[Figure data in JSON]
§ §

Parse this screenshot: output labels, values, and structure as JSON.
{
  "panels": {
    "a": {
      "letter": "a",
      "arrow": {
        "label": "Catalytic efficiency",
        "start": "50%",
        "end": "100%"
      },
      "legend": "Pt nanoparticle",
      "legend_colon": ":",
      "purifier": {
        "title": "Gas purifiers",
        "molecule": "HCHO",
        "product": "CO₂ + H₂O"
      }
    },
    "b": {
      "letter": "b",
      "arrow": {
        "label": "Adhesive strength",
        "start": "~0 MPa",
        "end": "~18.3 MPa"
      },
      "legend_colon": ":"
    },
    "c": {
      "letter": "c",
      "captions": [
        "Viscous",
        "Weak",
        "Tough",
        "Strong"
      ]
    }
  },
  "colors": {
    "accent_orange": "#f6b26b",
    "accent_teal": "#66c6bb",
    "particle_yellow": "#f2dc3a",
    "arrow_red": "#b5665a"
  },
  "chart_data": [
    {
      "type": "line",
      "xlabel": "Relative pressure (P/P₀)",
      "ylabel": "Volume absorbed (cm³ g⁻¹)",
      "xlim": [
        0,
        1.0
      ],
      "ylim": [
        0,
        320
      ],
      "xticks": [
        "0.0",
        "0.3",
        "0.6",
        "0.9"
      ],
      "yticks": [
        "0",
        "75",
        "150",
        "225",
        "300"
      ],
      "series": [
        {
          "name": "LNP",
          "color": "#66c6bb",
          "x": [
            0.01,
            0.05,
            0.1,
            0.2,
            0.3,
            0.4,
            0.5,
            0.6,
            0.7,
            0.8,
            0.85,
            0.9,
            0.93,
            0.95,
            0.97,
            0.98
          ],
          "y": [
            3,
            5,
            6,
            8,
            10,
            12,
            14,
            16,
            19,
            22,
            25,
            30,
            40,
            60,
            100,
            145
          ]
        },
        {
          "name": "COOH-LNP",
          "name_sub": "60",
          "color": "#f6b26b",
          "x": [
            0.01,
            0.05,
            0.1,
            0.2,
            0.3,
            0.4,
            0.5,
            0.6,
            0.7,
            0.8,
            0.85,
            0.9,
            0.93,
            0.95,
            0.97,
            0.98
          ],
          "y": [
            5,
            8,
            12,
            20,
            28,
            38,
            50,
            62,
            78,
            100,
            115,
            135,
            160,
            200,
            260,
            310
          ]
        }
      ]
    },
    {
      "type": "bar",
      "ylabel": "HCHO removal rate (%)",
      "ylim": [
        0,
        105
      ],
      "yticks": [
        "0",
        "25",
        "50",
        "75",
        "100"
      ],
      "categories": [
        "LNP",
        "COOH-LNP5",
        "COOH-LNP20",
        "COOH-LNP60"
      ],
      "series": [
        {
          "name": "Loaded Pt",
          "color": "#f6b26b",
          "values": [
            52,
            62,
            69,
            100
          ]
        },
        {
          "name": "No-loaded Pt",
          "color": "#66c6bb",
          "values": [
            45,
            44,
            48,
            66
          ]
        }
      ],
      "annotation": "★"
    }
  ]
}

§ §

Extract all lines as given.

* Response:
Parse this screenshot: output labels, values, and structure as JSON.
{
  "panels": {
    "a": {
      "letter": "a",
      "arrow": {
        "label": "Catalytic efficiency",
        "start": "50%",
        "end": "100%"
      },
      "legend": "Pt nanoparticle",
      "legend_colon": ":",
      "purifier": {
        "title": "Gas purifiers",
        "molecule": "HCHO",
        "product": "CO₂ + H₂O"
      }
    },
    "b": {
      "letter": "b",
      "arrow": {
        "label": "Adhesive strength",
        "start": "~0 MPa",
        "end": "~18.3 MPa"
      },
      "legend_colon": ":"
    },
    "c": {
      "letter": "c",
      "captions": [
        "Viscous",
        "Weak",
        "Tough",
        "Strong"
      ]
    }
  },
  "colors": {
    "accent_orange": "#f6b26b",
    "accent_teal": "#66c6bb",
    "particle_yellow": "#f2dc3a",
    "arrow_red": "#b5665a"
  },
  "chart_data": [
    {
      "type": "line",
      "xlabel": "Relative pressure (P/P₀)",
      "ylabel": "Volume absorbed (cm³ g⁻¹)",
      "xlim": [
        0,
        1.0
      ],
      "ylim": [
        0,
        320
      ],
      "xticks": [
        "0.0",
        "0.3",
        "0.6",
        "0.9"
      ],
      "yticks": [
        "0",
        "75",
        "150",
        "225",
        "300"
      ],
      "series": [
        {
          "name": "LNP",
          "color": "#66c6bb",
          "x": [
            0.01,
            0.05,
            0.1,
            0.2,
            0.3,
            0.4,
            0.5,
            0.6,
            0.7,
            0.8,
            0.85,
            0.9,
            0.93,
            0.95,
            0.97,
            0.98
          ],
          "y": [
            3,
            5,
            6,
            8,
            10,
            12,
            14,
            16,
            19,
            22,
            25,
            30,
            40,
            60,
            100,
            145
          ]
        },
        {
          "name": "COOH-LNP",
          "name_sub": "60",
          "color": "#f6b26b",
          "x": [
            0.01,
            0.05,
            0.1,
            0.2,
            0.3,
            0.4,
            0.5,
            0.6,
            0.7,
            0.8,
            0.85,
            0.9,
            0.93,
            0.95,
            0.97,
            0.98
          ],
          "y": [
            5,
            8,
            12,
            20,
            28,
            38,
            50,
            62,
            78,
            100,
            115,
            135,
            160,
            200,
            260,
            310
          ]
        }
      ]
    },
    {
      "type": "bar",
      "ylabel": "HCHO removal rate (%)",
      "ylim": [
        0,
        105
      ],
      "yticks": [
        "0",
        "25",
        "50",
        "75",
        "100"
      ],
      "categories": [
        "LNP",
        "COOH-LNP5",
        "COOH-LNP20",
        "COOH-LNP60"
      ],
      "series": [
        {
          "name": "Loaded Pt",
          "color": "#f6b26b",
          "values": [
            52,
            62,
            69,
            100
          ]
        },
        {
          "name": "No-loaded Pt",
          "color": "#66c6bb",
          "values": [
            45,
            44,
            48,
            66
          ]
        }
      ],
      "annotation": "★"
    }
  ]
}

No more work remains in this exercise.